— START Entries provided —
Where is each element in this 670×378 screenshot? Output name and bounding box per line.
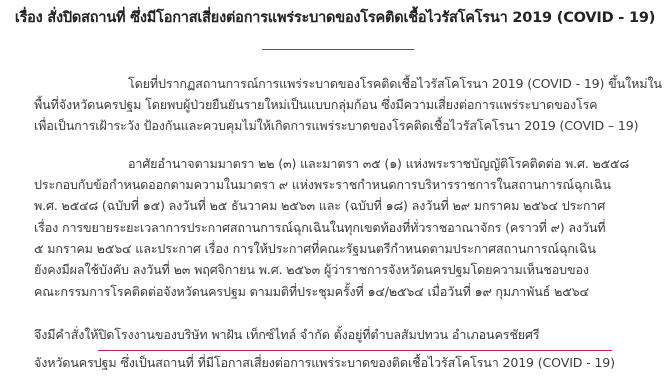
paragraph-1-line-1: โดยที่ปรากฏสถานการณ์การแพร่ระบาดของโรคติ… (128, 75, 662, 93)
paragraph-2-line-7: คณะกรรมการโรคติดต่อจังหวัดนครปฐม ตามมติท… (34, 283, 589, 301)
paragraph-2-line-4: เรื่อง การขยายระยะเวลาการประกาศสถานการณ์… (34, 219, 605, 237)
paragraph-1-line-2: พื้นที่จังหวัดนครปฐม โดยพบผู้ป่วยยืนยันร… (34, 96, 597, 114)
paragraph-2-line-3: พ.ศ. ๒๕๔๘ (ฉบับที่ ๑๕) ลงวันที่ ๒๕ ธันวา… (34, 197, 605, 215)
paragraph-2-line-2: ประกอบกับข้อกำหนดออกตามความในมาตรา ๙ แห่… (34, 176, 611, 194)
paragraph-1-line-3: เพื่อเป็นการเฝ้าระวัง ป้องกันและควบคุมไม… (34, 117, 638, 135)
paragraph-2-line-9: จังหวัดนครปฐม ซึ่งเป็นสถานที่ ที่มีโอกาส… (34, 354, 615, 372)
paragraph-2-line-5: ๕ มกราคม ๒๕๖๔ และประกาศ เรื่อง การให้ประ… (34, 240, 596, 258)
paragraph-2-line-8-highlighted: จึงมีคำสั่งให้ปิดโรงงานของบริษัท พาฝัน เ… (34, 326, 539, 344)
document-heading: เรื่อง สั่งปิดสถานที่ ซึ่งมีโอกาสเสี่ยงต… (0, 6, 670, 29)
paragraph-2-line-6: ยังคงมีผลใช้บังคับ ลงวันที่ ๒๓ พฤศจิกายน… (34, 261, 589, 279)
paragraph-2-line-1: อาศัยอำนาจตามมาตรา ๒๒ (๓) และมาตรา ๓๕ (๑… (128, 155, 629, 173)
red-underline-annotation (98, 350, 612, 351)
document-page: เรื่อง สั่งปิดสถานที่ ซึ่งมีโอกาสเสี่ยงต… (0, 0, 670, 378)
heading-divider (262, 49, 414, 50)
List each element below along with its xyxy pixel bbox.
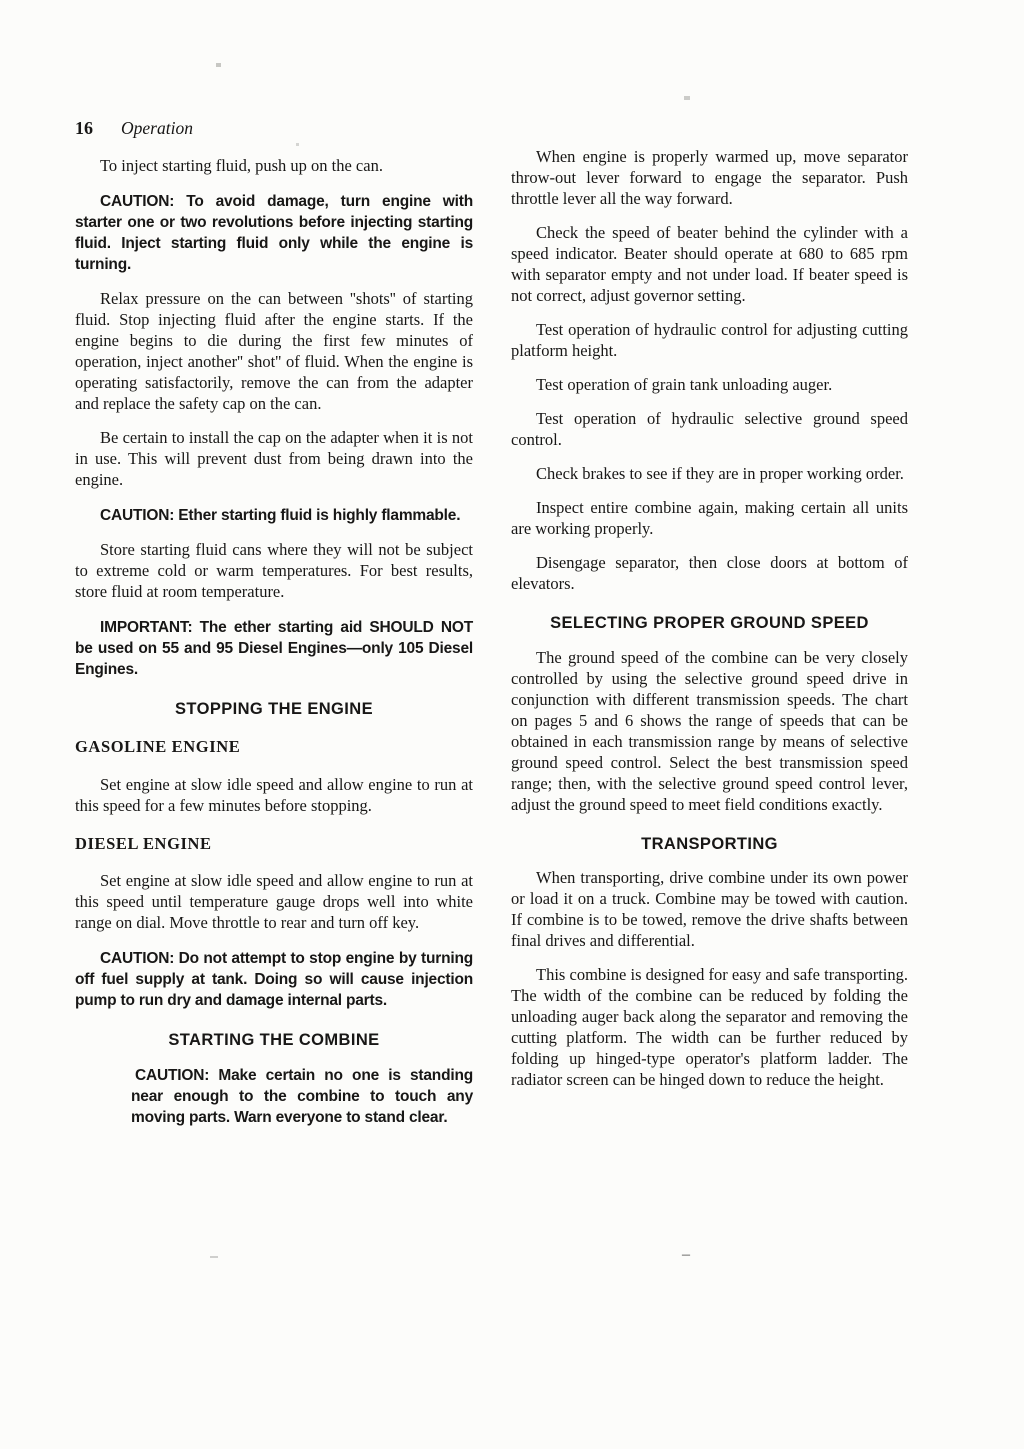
manual-page: 16Operation To inject starting fluid, pu… <box>0 0 1024 1449</box>
paragraph-check-brakes: Check brakes to see if they are in prope… <box>511 463 908 484</box>
paragraph-inspect-combine: Inspect entire combine again, making cer… <box>511 497 908 539</box>
scan-speck <box>210 1256 218 1258</box>
scan-speck <box>684 96 690 100</box>
caution-ether-flammable: CAUTION: Ether starting fluid is highly … <box>75 505 473 526</box>
page-header: 16Operation <box>75 118 473 139</box>
running-title: Operation <box>121 118 193 138</box>
heading-selecting-ground-speed: SELECTING PROPER GROUND SPEED <box>511 614 908 633</box>
hang-indent-spacer <box>75 1065 131 1128</box>
important-ether-engines: IMPORTANT: The ether starting aid SHOULD… <box>75 617 473 680</box>
left-column: 16Operation To inject starting fluid, pu… <box>75 118 473 1128</box>
heading-starting-the-combine: STARTING THE COMBINE <box>75 1031 473 1050</box>
paragraph-relax-pressure: Relax pressure on the can between ''shot… <box>75 288 473 414</box>
heading-transporting: TRANSPORTING <box>511 835 908 854</box>
caution-avoid-damage: CAUTION: To avoid damage, turn engine wi… <box>75 191 473 275</box>
paragraph-inject-fluid: To inject starting fluid, push up on the… <box>75 155 473 176</box>
paragraph-disengage-separator: Disengage separator, then close doors at… <box>511 552 908 594</box>
paragraph-reduce-width: This combine is designed for easy and sa… <box>511 964 908 1090</box>
subheading-diesel-engine: DIESEL ENGINE <box>75 834 473 854</box>
scan-speck <box>296 143 299 146</box>
caution-stand-clear-text: CAUTION: Make certain no one is standing… <box>131 1067 473 1126</box>
paragraph-transporting: When transporting, drive combine under i… <box>511 867 908 951</box>
paragraph-warmed-up: When engine is properly warmed up, move … <box>511 146 908 209</box>
paragraph-diesel-stop: Set engine at slow idle speed and allow … <box>75 870 473 933</box>
paragraph-test-hydraulic-platform: Test operation of hydraulic control for … <box>511 319 908 361</box>
caution-fuel-supply: CAUTION: Do not attempt to stop engine b… <box>75 948 473 1011</box>
paragraph-beater-speed: Check the speed of beater behind the cyl… <box>511 222 908 306</box>
paragraph-store-fluid: Store starting fluid cans where they wil… <box>75 539 473 602</box>
scan-speck <box>216 63 221 67</box>
page-number: 16 <box>75 118 93 138</box>
paragraph-gasoline-stop: Set engine at slow idle speed and allow … <box>75 774 473 816</box>
right-column: When engine is properly warmed up, move … <box>511 146 908 1090</box>
caution-stand-clear: CAUTION: Make certain no one is standing… <box>75 1065 473 1128</box>
paragraph-test-unloading-auger: Test operation of grain tank unloading a… <box>511 374 908 395</box>
paragraph-install-cap: Be certain to install the cap on the ada… <box>75 427 473 490</box>
paragraph-ground-speed: The ground speed of the combine can be v… <box>511 647 908 815</box>
heading-stopping-the-engine: STOPPING THE ENGINE <box>75 700 473 719</box>
subheading-gasoline-engine: GASOLINE ENGINE <box>75 737 473 757</box>
paragraph-test-ground-speed-control: Test operation of hydraulic selective gr… <box>511 408 908 450</box>
scan-footer-mark: – <box>682 1246 690 1264</box>
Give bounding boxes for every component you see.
— END Entries provided —
## Short problem
How many lines of the data contain the string "diesel"? Reply with the number alone.

## Reply
2